-- Start Materials provided --

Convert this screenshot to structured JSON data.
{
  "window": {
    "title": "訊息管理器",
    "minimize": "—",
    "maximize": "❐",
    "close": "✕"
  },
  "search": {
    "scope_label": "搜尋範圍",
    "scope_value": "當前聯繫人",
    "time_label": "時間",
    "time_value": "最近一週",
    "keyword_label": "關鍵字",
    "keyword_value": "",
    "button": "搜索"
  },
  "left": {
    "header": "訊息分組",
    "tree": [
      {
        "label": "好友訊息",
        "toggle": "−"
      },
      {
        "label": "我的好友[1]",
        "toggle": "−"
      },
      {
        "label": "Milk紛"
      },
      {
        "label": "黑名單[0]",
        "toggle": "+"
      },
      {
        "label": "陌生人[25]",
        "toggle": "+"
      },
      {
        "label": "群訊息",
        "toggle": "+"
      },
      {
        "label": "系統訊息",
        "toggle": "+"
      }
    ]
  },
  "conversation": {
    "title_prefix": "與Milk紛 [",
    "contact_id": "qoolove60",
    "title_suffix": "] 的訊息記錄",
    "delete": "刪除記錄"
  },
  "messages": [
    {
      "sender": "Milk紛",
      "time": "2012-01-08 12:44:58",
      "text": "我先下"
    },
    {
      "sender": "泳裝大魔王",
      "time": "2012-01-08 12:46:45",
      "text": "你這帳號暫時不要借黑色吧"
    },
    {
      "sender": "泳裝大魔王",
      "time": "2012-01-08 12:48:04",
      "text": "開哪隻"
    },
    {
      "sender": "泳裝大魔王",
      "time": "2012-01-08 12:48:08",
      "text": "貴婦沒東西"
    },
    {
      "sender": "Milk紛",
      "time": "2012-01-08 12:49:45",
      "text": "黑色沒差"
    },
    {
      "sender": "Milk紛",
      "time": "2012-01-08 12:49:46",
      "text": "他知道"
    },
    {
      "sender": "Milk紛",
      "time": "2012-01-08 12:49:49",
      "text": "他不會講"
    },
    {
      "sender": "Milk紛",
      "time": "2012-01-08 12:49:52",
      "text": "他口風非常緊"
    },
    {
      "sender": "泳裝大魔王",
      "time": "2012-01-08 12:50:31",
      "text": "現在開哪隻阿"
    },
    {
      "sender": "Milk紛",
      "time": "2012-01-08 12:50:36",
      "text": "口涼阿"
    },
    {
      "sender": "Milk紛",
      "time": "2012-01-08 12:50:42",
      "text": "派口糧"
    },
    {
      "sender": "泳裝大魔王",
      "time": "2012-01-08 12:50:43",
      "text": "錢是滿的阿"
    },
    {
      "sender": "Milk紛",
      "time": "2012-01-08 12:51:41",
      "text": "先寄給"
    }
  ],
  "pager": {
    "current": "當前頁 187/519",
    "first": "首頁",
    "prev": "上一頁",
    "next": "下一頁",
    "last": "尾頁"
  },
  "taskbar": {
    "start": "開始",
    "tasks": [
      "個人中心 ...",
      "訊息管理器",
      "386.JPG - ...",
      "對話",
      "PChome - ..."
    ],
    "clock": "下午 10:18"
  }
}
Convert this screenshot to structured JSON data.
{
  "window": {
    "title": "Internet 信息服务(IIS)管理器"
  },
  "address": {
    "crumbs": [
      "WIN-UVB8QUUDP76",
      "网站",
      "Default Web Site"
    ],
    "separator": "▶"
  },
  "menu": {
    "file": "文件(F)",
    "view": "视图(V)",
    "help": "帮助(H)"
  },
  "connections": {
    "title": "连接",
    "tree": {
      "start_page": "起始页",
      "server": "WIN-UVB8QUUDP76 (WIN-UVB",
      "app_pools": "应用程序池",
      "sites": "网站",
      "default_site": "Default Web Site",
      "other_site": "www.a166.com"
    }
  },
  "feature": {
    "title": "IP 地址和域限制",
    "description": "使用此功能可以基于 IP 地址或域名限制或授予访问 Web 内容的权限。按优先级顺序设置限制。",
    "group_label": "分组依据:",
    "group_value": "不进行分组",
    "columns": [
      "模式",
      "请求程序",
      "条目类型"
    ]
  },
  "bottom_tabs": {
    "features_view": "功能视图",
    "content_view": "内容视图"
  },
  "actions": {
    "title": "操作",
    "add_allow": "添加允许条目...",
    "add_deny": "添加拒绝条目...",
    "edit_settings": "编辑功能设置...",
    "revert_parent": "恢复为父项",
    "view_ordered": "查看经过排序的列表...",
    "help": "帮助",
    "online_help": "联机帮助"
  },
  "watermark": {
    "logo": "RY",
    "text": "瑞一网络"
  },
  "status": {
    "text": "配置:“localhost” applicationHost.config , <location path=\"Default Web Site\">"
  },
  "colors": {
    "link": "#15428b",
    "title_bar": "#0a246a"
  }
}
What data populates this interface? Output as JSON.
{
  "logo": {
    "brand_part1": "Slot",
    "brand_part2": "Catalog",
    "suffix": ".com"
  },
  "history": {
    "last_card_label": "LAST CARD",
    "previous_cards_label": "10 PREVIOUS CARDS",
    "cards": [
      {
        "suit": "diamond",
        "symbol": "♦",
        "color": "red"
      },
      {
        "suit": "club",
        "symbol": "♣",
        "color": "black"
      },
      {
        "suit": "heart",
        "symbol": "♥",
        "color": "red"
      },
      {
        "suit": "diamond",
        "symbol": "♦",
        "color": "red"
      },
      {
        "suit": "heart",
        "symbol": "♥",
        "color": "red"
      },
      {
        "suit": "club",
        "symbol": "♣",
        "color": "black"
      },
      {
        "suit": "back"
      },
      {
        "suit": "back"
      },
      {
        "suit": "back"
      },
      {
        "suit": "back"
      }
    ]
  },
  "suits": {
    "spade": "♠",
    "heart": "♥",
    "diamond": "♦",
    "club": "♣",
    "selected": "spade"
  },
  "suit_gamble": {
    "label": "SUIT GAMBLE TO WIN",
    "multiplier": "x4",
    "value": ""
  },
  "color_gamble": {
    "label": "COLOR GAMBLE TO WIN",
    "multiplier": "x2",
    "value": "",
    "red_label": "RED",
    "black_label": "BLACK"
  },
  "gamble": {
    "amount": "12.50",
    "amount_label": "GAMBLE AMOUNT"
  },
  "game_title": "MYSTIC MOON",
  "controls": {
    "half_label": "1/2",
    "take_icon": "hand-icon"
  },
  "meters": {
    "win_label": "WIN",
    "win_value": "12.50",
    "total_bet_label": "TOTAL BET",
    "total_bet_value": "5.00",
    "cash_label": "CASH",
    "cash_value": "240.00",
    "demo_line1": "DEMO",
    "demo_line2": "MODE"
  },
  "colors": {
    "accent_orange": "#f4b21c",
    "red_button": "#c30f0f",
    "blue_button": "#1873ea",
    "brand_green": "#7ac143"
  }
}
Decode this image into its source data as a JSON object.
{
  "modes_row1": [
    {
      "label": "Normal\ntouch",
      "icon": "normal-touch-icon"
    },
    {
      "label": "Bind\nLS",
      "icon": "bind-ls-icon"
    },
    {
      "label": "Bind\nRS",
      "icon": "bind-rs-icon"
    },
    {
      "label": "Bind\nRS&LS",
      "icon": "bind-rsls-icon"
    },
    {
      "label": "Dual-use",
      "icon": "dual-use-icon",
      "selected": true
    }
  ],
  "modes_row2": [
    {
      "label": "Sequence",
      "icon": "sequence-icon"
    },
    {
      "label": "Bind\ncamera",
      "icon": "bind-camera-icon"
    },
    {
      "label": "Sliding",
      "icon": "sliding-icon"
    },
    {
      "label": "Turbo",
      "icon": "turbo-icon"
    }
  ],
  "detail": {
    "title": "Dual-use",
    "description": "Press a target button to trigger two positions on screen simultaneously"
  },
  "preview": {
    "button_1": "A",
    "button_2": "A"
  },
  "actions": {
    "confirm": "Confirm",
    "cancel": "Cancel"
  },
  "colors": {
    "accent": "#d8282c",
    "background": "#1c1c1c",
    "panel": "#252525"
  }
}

-- End Materials provided --

▸ Directions:
Only the lines from the one containing "Decode this image" through the end of the entries above belong in the answer; repeat them exactly.

▸ Exercise response:
Decode this image into its source data as a JSON object.
{
  "modes_row1": [
    {
      "label": "Normal\ntouch",
      "icon": "normal-touch-icon"
    },
    {
      "label": "Bind\nLS",
      "icon": "bind-ls-icon"
    },
    {
      "label": "Bind\nRS",
      "icon": "bind-rs-icon"
    },
    {
      "label": "Bind\nRS&LS",
      "icon": "bind-rsls-icon"
    },
    {
      "label": "Dual-use",
      "icon": "dual-use-icon",
      "selected": true
    }
  ],
  "modes_row2": [
    {
      "label": "Sequence",
      "icon": "sequence-icon"
    },
    {
      "label": "Bind\ncamera",
      "icon": "bind-camera-icon"
    },
    {
      "label": "Sliding",
      "icon": "sliding-icon"
    },
    {
      "label": "Turbo",
      "icon": "turbo-icon"
    }
  ],
  "detail": {
    "title": "Dual-use",
    "description": "Press a target button to trigger two positions on screen simultaneously"
  },
  "preview": {
    "button_1": "A",
    "button_2": "A"
  },
  "actions": {
    "confirm": "Confirm",
    "cancel": "Cancel"
  },
  "colors": {
    "accent": "#d8282c",
    "background": "#1c1c1c",
    "panel": "#252525"
  }
}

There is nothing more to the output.